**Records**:
○ ○ ○

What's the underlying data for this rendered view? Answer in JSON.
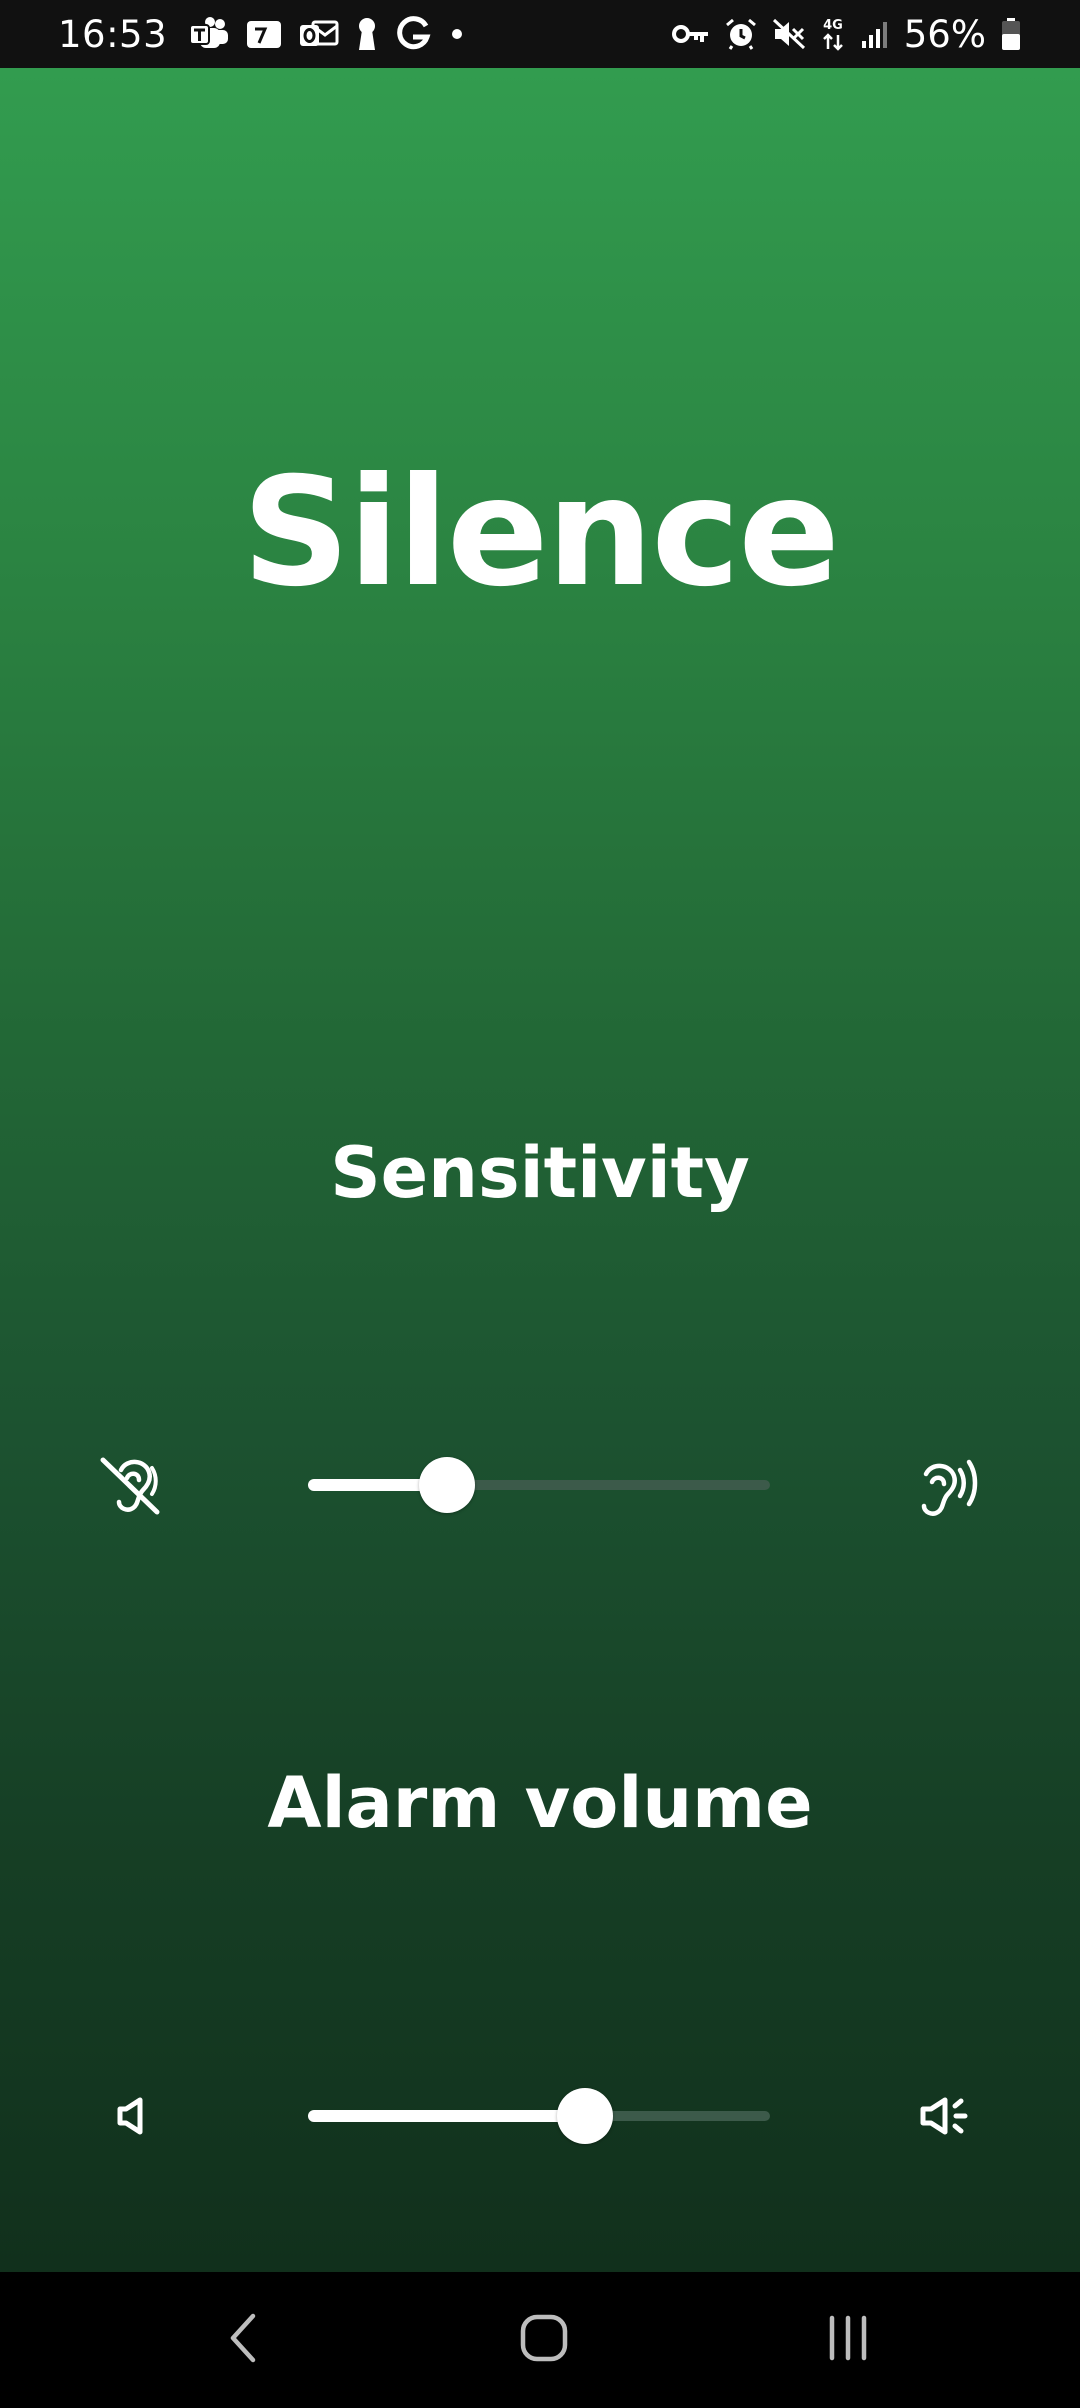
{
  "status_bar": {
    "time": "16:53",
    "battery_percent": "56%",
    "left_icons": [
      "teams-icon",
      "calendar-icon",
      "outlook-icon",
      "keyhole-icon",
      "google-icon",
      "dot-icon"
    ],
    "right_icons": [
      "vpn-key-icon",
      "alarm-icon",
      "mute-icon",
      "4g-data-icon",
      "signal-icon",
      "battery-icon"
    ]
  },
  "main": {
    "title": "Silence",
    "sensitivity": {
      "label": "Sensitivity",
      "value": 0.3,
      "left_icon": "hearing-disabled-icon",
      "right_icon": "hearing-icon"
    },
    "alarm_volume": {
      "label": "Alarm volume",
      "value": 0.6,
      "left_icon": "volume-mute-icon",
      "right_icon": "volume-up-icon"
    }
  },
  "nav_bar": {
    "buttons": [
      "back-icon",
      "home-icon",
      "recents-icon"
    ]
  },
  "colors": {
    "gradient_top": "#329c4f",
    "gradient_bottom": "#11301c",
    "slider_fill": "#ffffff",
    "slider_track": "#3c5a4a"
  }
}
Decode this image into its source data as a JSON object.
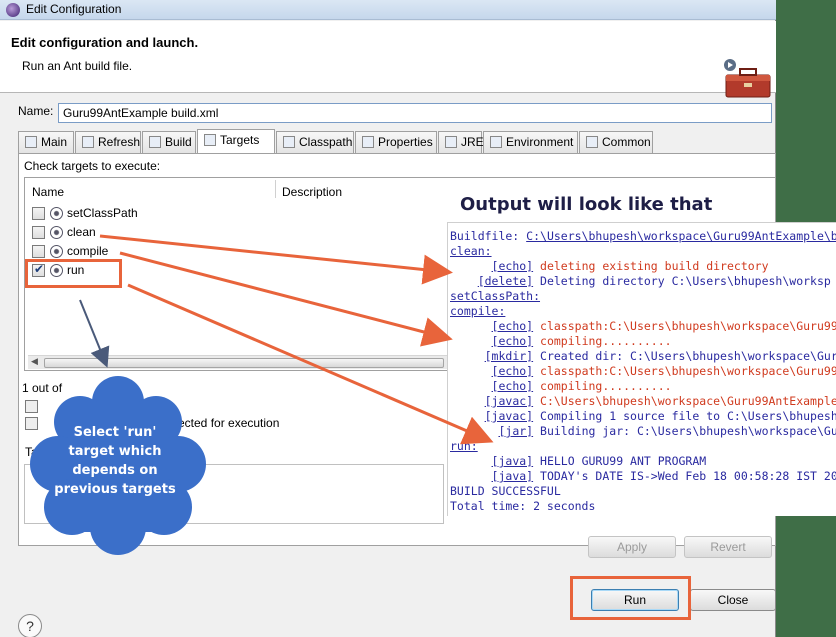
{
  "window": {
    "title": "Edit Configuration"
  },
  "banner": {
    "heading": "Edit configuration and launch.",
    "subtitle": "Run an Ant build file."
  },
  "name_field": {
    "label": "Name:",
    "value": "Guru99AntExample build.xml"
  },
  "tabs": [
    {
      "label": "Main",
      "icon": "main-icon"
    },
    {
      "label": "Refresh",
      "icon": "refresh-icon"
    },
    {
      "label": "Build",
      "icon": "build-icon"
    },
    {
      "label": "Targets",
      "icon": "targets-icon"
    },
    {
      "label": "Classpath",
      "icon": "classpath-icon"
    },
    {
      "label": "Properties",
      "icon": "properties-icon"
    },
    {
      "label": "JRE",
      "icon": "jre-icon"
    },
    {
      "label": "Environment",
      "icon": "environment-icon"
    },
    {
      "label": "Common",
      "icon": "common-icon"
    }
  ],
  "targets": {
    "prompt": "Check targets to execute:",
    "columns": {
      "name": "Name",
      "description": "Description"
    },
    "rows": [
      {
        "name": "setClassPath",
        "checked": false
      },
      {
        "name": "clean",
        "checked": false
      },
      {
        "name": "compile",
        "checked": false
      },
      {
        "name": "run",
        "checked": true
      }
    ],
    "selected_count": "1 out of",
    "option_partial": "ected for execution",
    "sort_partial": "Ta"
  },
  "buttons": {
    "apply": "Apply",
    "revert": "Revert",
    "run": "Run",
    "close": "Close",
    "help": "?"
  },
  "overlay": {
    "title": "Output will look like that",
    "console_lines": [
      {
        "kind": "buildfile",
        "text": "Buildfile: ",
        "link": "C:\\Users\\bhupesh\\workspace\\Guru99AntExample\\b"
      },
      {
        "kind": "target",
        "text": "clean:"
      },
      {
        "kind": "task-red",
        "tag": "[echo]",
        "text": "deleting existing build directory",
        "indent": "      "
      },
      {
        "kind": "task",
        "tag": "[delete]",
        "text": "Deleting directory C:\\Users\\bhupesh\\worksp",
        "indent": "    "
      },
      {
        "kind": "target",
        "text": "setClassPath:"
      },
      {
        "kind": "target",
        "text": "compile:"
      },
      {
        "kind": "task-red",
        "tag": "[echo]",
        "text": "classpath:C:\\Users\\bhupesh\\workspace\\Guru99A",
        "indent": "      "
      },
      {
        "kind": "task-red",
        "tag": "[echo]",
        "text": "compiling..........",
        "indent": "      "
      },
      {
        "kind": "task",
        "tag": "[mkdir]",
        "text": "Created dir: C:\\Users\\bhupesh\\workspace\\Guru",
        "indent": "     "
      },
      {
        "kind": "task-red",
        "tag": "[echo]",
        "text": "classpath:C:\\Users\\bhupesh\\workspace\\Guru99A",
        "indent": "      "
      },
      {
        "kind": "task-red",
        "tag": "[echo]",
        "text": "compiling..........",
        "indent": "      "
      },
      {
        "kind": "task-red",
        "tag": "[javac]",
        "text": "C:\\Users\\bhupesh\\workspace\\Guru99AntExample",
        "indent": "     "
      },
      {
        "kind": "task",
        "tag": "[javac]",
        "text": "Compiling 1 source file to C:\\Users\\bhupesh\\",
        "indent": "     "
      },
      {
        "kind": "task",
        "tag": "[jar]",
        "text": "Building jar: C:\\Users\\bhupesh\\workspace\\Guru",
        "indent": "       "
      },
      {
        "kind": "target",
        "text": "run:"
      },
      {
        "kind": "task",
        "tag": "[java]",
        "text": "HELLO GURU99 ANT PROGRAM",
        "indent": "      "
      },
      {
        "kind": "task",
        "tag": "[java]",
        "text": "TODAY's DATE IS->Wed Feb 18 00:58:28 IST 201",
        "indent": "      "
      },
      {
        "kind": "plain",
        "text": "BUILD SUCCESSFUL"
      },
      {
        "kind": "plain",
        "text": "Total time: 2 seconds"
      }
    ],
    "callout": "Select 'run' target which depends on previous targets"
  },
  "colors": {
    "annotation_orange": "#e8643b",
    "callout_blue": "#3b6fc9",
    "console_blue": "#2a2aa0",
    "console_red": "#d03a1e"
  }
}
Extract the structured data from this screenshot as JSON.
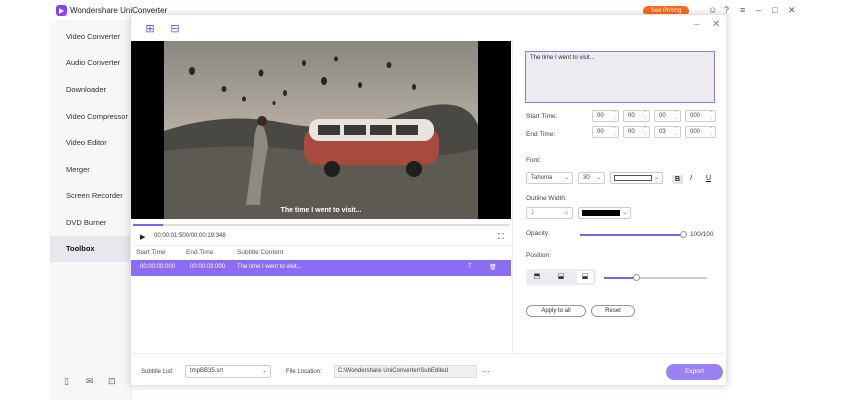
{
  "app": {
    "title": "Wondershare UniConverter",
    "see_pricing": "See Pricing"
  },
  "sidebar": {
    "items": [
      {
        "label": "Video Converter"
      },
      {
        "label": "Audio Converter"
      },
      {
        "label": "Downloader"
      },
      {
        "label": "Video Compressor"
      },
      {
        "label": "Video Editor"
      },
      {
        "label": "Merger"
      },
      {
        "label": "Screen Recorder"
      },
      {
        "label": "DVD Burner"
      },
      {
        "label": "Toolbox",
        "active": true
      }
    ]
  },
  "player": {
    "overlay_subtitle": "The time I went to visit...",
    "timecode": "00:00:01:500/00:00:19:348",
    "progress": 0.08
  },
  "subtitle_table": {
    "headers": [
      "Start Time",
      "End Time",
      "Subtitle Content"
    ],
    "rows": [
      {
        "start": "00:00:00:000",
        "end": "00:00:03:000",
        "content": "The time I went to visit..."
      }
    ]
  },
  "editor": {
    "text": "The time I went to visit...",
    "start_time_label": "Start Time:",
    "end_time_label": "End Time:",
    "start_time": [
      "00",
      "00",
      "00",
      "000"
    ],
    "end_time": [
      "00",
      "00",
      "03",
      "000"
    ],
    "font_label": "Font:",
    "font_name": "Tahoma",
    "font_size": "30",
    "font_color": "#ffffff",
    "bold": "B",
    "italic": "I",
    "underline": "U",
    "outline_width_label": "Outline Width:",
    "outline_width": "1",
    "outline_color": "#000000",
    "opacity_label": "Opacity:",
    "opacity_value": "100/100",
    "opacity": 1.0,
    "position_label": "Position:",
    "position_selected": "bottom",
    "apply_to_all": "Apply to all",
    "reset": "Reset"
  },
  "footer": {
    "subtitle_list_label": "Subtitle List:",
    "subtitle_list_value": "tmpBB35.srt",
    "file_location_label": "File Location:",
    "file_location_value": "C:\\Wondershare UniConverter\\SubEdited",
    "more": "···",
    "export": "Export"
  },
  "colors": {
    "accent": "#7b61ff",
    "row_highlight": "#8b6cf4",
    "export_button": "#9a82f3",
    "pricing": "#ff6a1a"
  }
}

○ ○ ○

**Required work**:
Except for the pictures, give all the material above again verbatim.

**Full output**:
What's the underlying data for this rendered view? Answer in JSON.
{
  "status_bar": {
    "time": "16:53",
    "battery_percent": "56%",
    "left_icons": [
      "teams-icon",
      "calendar-icon",
      "outlook-icon",
      "keyhole-icon",
      "google-icon",
      "dot-icon"
    ],
    "right_icons": [
      "vpn-key-icon",
      "alarm-icon",
      "mute-icon",
      "4g-data-icon",
      "signal-icon",
      "battery-icon"
    ]
  },
  "main": {
    "title": "Silence",
    "sensitivity": {
      "label": "Sensitivity",
      "value": 0.3,
      "left_icon": "hearing-disabled-icon",
      "right_icon": "hearing-icon"
    },
    "alarm_volume": {
      "label": "Alarm volume",
      "value": 0.6,
      "left_icon": "volume-mute-icon",
      "right_icon": "volume-up-icon"
    }
  },
  "nav_bar": {
    "buttons": [
      "back-icon",
      "home-icon",
      "recents-icon"
    ]
  },
  "colors": {
    "gradient_top": "#329c4f",
    "gradient_bottom": "#11301c",
    "slider_fill": "#ffffff",
    "slider_track": "#3c5a4a"
  }
}
Decode this image into its source data as a JSON object.
{
  "window": {
    "title": "Edit Configuration"
  },
  "banner": {
    "heading": "Edit configuration and launch.",
    "subtitle": "Run an Ant build file."
  },
  "name_field": {
    "label": "Name:",
    "value": "Guru99AntExample build.xml"
  },
  "tabs": [
    {
      "label": "Main",
      "icon": "main-icon"
    },
    {
      "label": "Refresh",
      "icon": "refresh-icon"
    },
    {
      "label": "Build",
      "icon": "build-icon"
    },
    {
      "label": "Targets",
      "icon": "targets-icon"
    },
    {
      "label": "Classpath",
      "icon": "classpath-icon"
    },
    {
      "label": "Properties",
      "icon": "properties-icon"
    },
    {
      "label": "JRE",
      "icon": "jre-icon"
    },
    {
      "label": "Environment",
      "icon": "environment-icon"
    },
    {
      "label": "Common",
      "icon": "common-icon"
    }
  ],
  "targets": {
    "prompt": "Check targets to execute:",
    "columns": {
      "name": "Name",
      "description": "Description"
    },
    "rows": [
      {
        "name": "setClassPath",
        "checked": false
      },
      {
        "name": "clean",
        "checked": false
      },
      {
        "name": "compile",
        "checked": false
      },
      {
        "name": "run",
        "checked": true
      }
    ],
    "selected_count": "1 out of",
    "option_partial": "ected for execution",
    "sort_partial": "Ta"
  },
  "buttons": {
    "apply": "Apply",
    "revert": "Revert",
    "run": "Run",
    "close": "Close",
    "help": "?"
  },
  "overlay": {
    "title": "Output will look like that",
    "console_lines": [
      {
        "kind": "buildfile",
        "text": "Buildfile: ",
        "link": "C:\\Users\\bhupesh\\workspace\\Guru99AntExample\\b"
      },
      {
        "kind": "target",
        "text": "clean:"
      },
      {
        "kind": "task-red",
        "tag": "[echo]",
        "text": "deleting existing build directory",
        "indent": "      "
      },
      {
        "kind": "task",
        "tag": "[delete]",
        "text": "Deleting directory C:\\Users\\bhupesh\\worksp",
        "indent": "    "
      },
      {
        "kind": "target",
        "text": "setClassPath:"
      },
      {
        "kind": "target",
        "text": "compile:"
      },
      {
        "kind": "task-red",
        "tag": "[echo]",
        "text": "classpath:C:\\Users\\bhupesh\\workspace\\Guru99A",
        "indent": "      "
      },
      {
        "kind": "task-red",
        "tag": "[echo]",
        "text": "compiling..........",
        "indent": "      "
      },
      {
        "kind": "task",
        "tag": "[mkdir]",
        "text": "Created dir: C:\\Users\\bhupesh\\workspace\\Guru",
        "indent": "     "
      },
      {
        "kind": "task-red",
        "tag": "[echo]",
        "text": "classpath:C:\\Users\\bhupesh\\workspace\\Guru99A",
        "indent": "      "
      },
      {
        "kind": "task-red",
        "tag": "[echo]",
        "text": "compiling..........",
        "indent": "      "
      },
      {
        "kind": "task-red",
        "tag": "[javac]",
        "text": "C:\\Users\\bhupesh\\workspace\\Guru99AntExample",
        "indent": "     "
      },
      {
        "kind": "task",
        "tag": "[javac]",
        "text": "Compiling 1 source file to C:\\Users\\bhupesh\\",
        "indent": "     "
      },
      {
        "kind": "task",
        "tag": "[jar]",
        "text": "Building jar: C:\\Users\\bhupesh\\workspace\\Guru",
        "indent": "       "
      },
      {
        "kind": "target",
        "text": "run:"
      },
      {
        "kind": "task",
        "tag": "[java]",
        "text": "HELLO GURU99 ANT PROGRAM",
        "indent": "      "
      },
      {
        "kind": "task",
        "tag": "[java]",
        "text": "TODAY's DATE IS->Wed Feb 18 00:58:28 IST 201",
        "indent": "      "
      },
      {
        "kind": "plain",
        "text": "BUILD SUCCESSFUL"
      },
      {
        "kind": "plain",
        "text": "Total time: 2 seconds"
      }
    ],
    "callout": "Select 'run' target which depends on previous targets"
  },
  "colors": {
    "annotation_orange": "#e8643b",
    "callout_blue": "#3b6fc9",
    "console_blue": "#2a2aa0",
    "console_red": "#d03a1e"
  }
}
Extract the structured data from this screenshot as JSON.
{
  "app": {
    "title": "Wondershare UniConverter",
    "see_pricing": "See Pricing"
  },
  "sidebar": {
    "items": [
      {
        "label": "Video Converter"
      },
      {
        "label": "Audio Converter"
      },
      {
        "label": "Downloader"
      },
      {
        "label": "Video Compressor"
      },
      {
        "label": "Video Editor"
      },
      {
        "label": "Merger"
      },
      {
        "label": "Screen Recorder"
      },
      {
        "label": "DVD Burner"
      },
      {
        "label": "Toolbox",
        "active": true
      }
    ]
  },
  "player": {
    "overlay_subtitle": "The time I went to visit...",
    "timecode": "00:00:01:500/00:00:19:348",
    "progress": 0.08
  },
  "subtitle_table": {
    "headers": [
      "Start Time",
      "End Time",
      "Subtitle Content"
    ],
    "rows": [
      {
        "start": "00:00:00:000",
        "end": "00:00:03:000",
        "content": "The time I went to visit..."
      }
    ]
  },
  "editor": {
    "text": "The time I went to visit...",
    "start_time_label": "Start Time:",
    "end_time_label": "End Time:",
    "start_time": [
      "00",
      "00",
      "00",
      "000"
    ],
    "end_time": [
      "00",
      "00",
      "03",
      "000"
    ],
    "font_label": "Font:",
    "font_name": "Tahoma",
    "font_size": "30",
    "font_color": "#ffffff",
    "bold": "B",
    "italic": "I",
    "underline": "U",
    "outline_width_label": "Outline Width:",
    "outline_width": "1",
    "outline_color": "#000000",
    "opacity_label": "Opacity:",
    "opacity_value": "100/100",
    "opacity": 1.0,
    "position_label": "Position:",
    "position_selected": "bottom",
    "apply_to_all": "Apply to all",
    "reset": "Reset"
  },
  "footer": {
    "subtitle_list_label": "Subtitle List:",
    "subtitle_list_value": "tmpBB35.srt",
    "file_location_label": "File Location:",
    "file_location_value": "C:\\Wondershare UniConverter\\SubEdited",
    "more": "···",
    "export": "Export"
  },
  "colors": {
    "accent": "#7b61ff",
    "row_highlight": "#8b6cf4",
    "export_button": "#9a82f3",
    "pricing": "#ff6a1a"
  }
}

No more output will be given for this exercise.